Omit every picture and write out the rest of the records exactly.

################

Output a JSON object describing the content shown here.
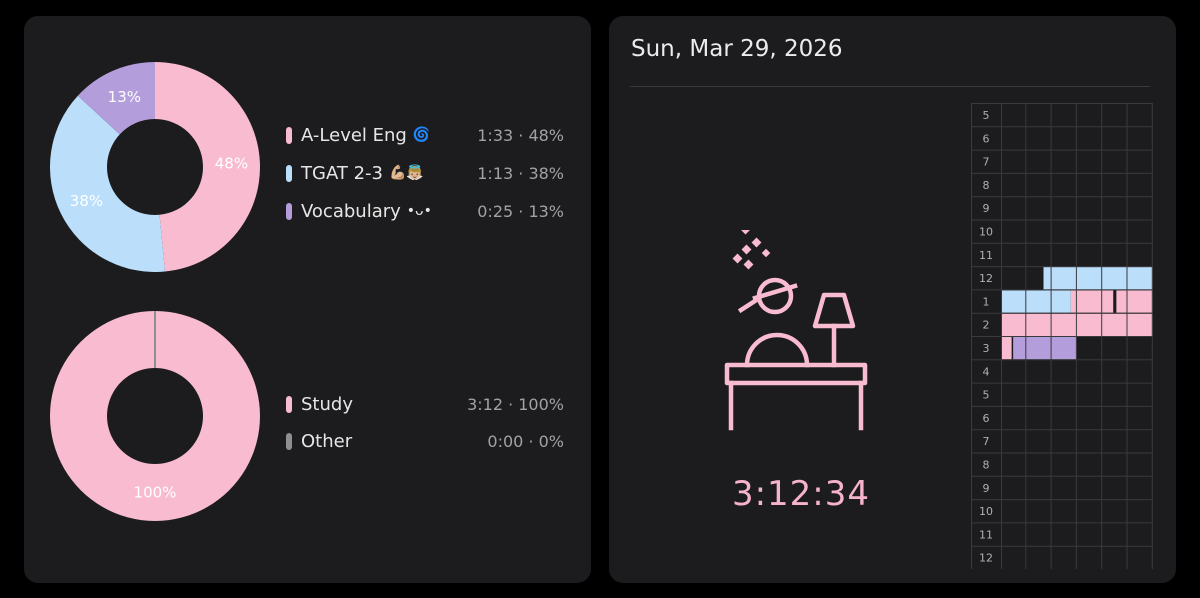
{
  "colors": {
    "pink": "#f8bbd0",
    "light_blue": "#bbdefb",
    "lavender": "#b39ddb",
    "gray": "#8e8e93",
    "card_bg": "#1c1c1e",
    "page_bg": "#000000"
  },
  "subjects": {
    "items": [
      {
        "name": "A-Level Eng",
        "emoji": "🌀",
        "stat": "1:33 · 48%",
        "percent_label": "48%",
        "percent": 48,
        "color": "#f8bbd0"
      },
      {
        "name": "TGAT 2-3",
        "emoji": "💪🏼👼🏼",
        "stat": "1:13 · 38%",
        "percent_label": "38%",
        "percent": 38,
        "color": "#bbdefb"
      },
      {
        "name": "Vocabulary",
        "emoji": "•ᴗ•",
        "stat": "0:25 · 13%",
        "percent_label": "13%",
        "percent": 13,
        "color": "#b39ddb"
      }
    ]
  },
  "categories": {
    "items": [
      {
        "name": "Study",
        "stat": "3:12 · 100%",
        "percent_label": "100%",
        "percent": 100,
        "color": "#f8bbd0"
      },
      {
        "name": "Other",
        "stat": "0:00 · 0%",
        "percent_label": "",
        "percent": 0,
        "color": "#8e8e93"
      }
    ]
  },
  "detail": {
    "date": "Sun, Mar 29, 2026",
    "timer": "3:12:34",
    "illustration_icon": "person-studying-at-desk-icon"
  },
  "timeline": {
    "hour_labels": [
      "5",
      "6",
      "7",
      "8",
      "9",
      "10",
      "11",
      "12",
      "1",
      "2",
      "3",
      "4",
      "5",
      "6",
      "7",
      "8",
      "9",
      "10",
      "11",
      "12"
    ],
    "blocks": [
      {
        "hour": "12",
        "from": 0.28,
        "to": 1.0,
        "color": "#bbdefb"
      },
      {
        "hour": "1",
        "from": 0.0,
        "to": 0.46,
        "color": "#bbdefb"
      },
      {
        "hour": "1",
        "from": 0.46,
        "to": 0.74,
        "color": "#f8bbd0"
      },
      {
        "hour": "1",
        "from": 0.74,
        "to": 0.76,
        "color": "#1c1c1e"
      },
      {
        "hour": "1",
        "from": 0.76,
        "to": 1.0,
        "color": "#f8bbd0"
      },
      {
        "hour": "2",
        "from": 0.0,
        "to": 1.0,
        "color": "#f8bbd0"
      },
      {
        "hour": "3",
        "from": 0.0,
        "to": 0.07,
        "color": "#f8bbd0"
      },
      {
        "hour": "3",
        "from": 0.08,
        "to": 0.5,
        "color": "#b39ddb"
      }
    ]
  }
}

################

## FINAL RESULT
Output a JSON object describing the content shown here.
{
  "colors": {
    "pink": "#f8bbd0",
    "light_blue": "#bbdefb",
    "lavender": "#b39ddb",
    "gray": "#8e8e93",
    "card_bg": "#1c1c1e",
    "page_bg": "#000000"
  },
  "subjects": {
    "items": [
      {
        "name": "A-Level Eng",
        "emoji": "🌀",
        "stat": "1:33 · 48%",
        "percent_label": "48%",
        "percent": 48,
        "color": "#f8bbd0"
      },
      {
        "name": "TGAT 2-3",
        "emoji": "💪🏼👼🏼",
        "stat": "1:13 · 38%",
        "percent_label": "38%",
        "percent": 38,
        "color": "#bbdefb"
      },
      {
        "name": "Vocabulary",
        "emoji": "•ᴗ•",
        "stat": "0:25 · 13%",
        "percent_label": "13%",
        "percent": 13,
        "color": "#b39ddb"
      }
    ]
  },
  "categories": {
    "items": [
      {
        "name": "Study",
        "stat": "3:12 · 100%",
        "percent_label": "100%",
        "percent": 100,
        "color": "#f8bbd0"
      },
      {
        "name": "Other",
        "stat": "0:00 · 0%",
        "percent_label": "",
        "percent": 0,
        "color": "#8e8e93"
      }
    ]
  },
  "detail": {
    "date": "Sun, Mar 29, 2026",
    "timer": "3:12:34",
    "illustration_icon": "person-studying-at-desk-icon"
  },
  "timeline": {
    "hour_labels": [
      "5",
      "6",
      "7",
      "8",
      "9",
      "10",
      "11",
      "12",
      "1",
      "2",
      "3",
      "4",
      "5",
      "6",
      "7",
      "8",
      "9",
      "10",
      "11",
      "12"
    ],
    "blocks": [
      {
        "hour": "12",
        "from": 0.28,
        "to": 1.0,
        "color": "#bbdefb"
      },
      {
        "hour": "1",
        "from": 0.0,
        "to": 0.46,
        "color": "#bbdefb"
      },
      {
        "hour": "1",
        "from": 0.46,
        "to": 0.74,
        "color": "#f8bbd0"
      },
      {
        "hour": "1",
        "from": 0.74,
        "to": 0.76,
        "color": "#1c1c1e"
      },
      {
        "hour": "1",
        "from": 0.76,
        "to": 1.0,
        "color": "#f8bbd0"
      },
      {
        "hour": "2",
        "from": 0.0,
        "to": 1.0,
        "color": "#f8bbd0"
      },
      {
        "hour": "3",
        "from": 0.0,
        "to": 0.07,
        "color": "#f8bbd0"
      },
      {
        "hour": "3",
        "from": 0.08,
        "to": 0.5,
        "color": "#b39ddb"
      }
    ]
  }
}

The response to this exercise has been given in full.